(Directive): Continue the news article below about the Teach Again videos featuring Clinton Primary School teacher Cynthia Murphy, starting right after its last sentence.

HOPE – An initiative of the Arkansas Department of Education features longtime Clinton Primary School third grade teacher Cynthia Murphy in a series of videos designed to encourage former teachers to return to the field.
The series of four videos for the Teach Again initiative was filmed at CPS in May, 2016, and incorporated into the campaign, which was announced last year by the ADE. ADE Director of Communications Kimberly Friedman developed the videos in conjunction with the Hope Public Schools after ADE Deputy Director Deb Caufman obtained Murphy’s cooperation.
The videos are part of a series of a dozen interviews conducted over two days at CPS with former students, other teachers, parents, and administrators who have known Murphy.
ADE Director Johnny Key unveiled two of the videos at the Hope Rotary Club Teacher of the Year dinner in February.
“These videos are part of an effort to say, ‘We want you to come back; and we are going to make it easier to get back into teaching,’” Key said.

(Collected material):
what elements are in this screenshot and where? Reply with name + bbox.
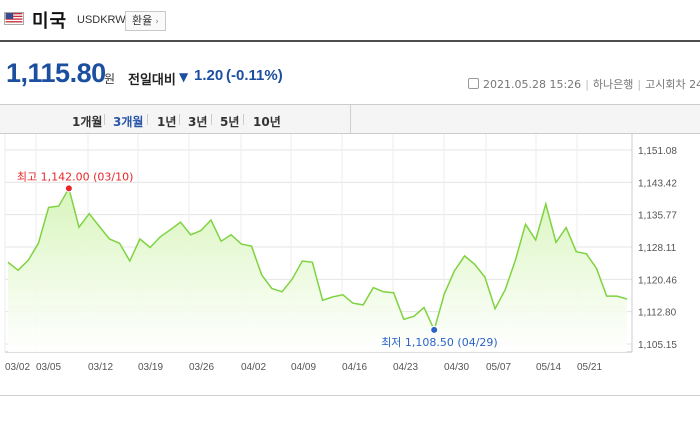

(Result below):
The choice of Murphy was based, in part, upon the common themes which were evident in the series of interviews, including her emphasis upon confidence, celebration, respect, collaboration and responsibility in her classroom.
“No matter how long ago they were in her classroom, they always talk about her that she treated them like they were the only student in the room,” Hope Superintendent Bobby Hart said during the filming. “They don’t come around like her all the time.”
The choice of Murphy for the initiative also revolved around her ability to remain involved with changes in public education.
“The other staff members have taught me a lot; and, that I don’t have to know everything, that I can go to them, especially about things like technology,” Murphy noted.
In her interview, Murphy shows the confidence of her 43 years as a teacher. She is straightforward; and, during the filming process her answers were often too short and to the point for the interviewers, requiring them to ask her to elaborate.
But, that, as learned from other interviewees, is characteristic for Murphy.
“Everybody in the building knows the skill set she has,” Hart explains. “She can teach people who teach better than anybody I’ve ever seen.”
Murphy’s style in the classroom is a classic memory for many of her students, and a template for new teachers.
“I was always big into music, and she would always play jazz music in the morning,” former student Adriana Rivera explained. “One of things that stuck in my head was Louis Armstrong singing ‘What a Wonderful World.’”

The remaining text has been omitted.